From the entries that follow, extract each line holding the string "tune".

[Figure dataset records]
/---

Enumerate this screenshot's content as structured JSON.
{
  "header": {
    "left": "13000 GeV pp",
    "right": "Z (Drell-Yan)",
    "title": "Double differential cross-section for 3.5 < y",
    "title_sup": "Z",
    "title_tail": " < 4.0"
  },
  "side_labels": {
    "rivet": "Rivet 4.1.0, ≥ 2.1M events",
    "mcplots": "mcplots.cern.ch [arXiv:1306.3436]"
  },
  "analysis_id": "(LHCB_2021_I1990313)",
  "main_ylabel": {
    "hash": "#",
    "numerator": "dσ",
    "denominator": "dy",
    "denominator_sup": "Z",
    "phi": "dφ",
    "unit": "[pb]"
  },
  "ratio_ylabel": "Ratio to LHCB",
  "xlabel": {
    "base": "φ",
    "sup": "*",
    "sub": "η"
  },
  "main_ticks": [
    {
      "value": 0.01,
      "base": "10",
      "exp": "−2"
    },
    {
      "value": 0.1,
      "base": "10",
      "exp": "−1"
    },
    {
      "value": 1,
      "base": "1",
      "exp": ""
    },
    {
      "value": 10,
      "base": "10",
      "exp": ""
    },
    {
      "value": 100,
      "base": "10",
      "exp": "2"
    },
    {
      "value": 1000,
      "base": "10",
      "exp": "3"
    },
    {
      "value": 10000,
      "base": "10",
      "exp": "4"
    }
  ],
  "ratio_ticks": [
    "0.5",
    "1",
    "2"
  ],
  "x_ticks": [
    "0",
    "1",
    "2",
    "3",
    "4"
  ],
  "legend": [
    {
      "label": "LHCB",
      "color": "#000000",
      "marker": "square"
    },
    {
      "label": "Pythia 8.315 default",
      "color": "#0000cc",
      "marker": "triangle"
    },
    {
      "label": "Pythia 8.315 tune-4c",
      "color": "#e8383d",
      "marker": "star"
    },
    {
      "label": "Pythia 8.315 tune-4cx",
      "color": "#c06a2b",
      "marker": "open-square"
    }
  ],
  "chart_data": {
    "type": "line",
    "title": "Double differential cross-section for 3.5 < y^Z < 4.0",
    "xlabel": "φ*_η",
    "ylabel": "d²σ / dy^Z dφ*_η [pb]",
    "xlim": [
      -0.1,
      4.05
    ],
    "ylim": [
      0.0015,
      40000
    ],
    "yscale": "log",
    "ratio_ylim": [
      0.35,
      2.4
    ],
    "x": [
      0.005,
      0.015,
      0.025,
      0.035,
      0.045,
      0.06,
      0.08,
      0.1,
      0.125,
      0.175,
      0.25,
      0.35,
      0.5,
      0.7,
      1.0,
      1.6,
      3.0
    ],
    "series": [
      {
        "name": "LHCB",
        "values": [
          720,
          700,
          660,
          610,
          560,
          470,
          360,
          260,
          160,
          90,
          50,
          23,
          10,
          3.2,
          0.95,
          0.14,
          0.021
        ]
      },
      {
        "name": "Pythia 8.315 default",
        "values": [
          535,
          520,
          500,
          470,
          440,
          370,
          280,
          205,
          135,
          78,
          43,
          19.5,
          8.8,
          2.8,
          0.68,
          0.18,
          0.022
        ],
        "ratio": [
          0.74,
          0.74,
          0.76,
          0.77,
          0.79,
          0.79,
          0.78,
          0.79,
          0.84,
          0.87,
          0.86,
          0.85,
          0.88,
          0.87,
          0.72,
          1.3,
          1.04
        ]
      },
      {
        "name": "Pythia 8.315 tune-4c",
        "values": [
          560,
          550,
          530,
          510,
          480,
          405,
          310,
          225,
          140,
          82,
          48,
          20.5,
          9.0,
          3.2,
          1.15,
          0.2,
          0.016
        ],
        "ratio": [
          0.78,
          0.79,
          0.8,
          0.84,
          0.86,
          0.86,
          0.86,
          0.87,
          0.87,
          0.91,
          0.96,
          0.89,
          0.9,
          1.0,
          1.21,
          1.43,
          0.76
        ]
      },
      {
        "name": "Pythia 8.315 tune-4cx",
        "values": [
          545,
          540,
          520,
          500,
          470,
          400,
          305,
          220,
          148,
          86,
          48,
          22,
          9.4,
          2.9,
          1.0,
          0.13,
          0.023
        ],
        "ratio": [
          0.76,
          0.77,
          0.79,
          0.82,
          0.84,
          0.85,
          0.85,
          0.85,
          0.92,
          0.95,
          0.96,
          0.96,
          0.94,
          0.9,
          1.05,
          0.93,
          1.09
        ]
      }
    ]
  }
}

\---

Full response:
      "label": "Pythia 8.315 tune-4c",
      "label": "Pythia 8.315 tune-4cx",
        "name": "Pythia 8.315 tune-4c",
        "name": "Pythia 8.315 tune-4cx",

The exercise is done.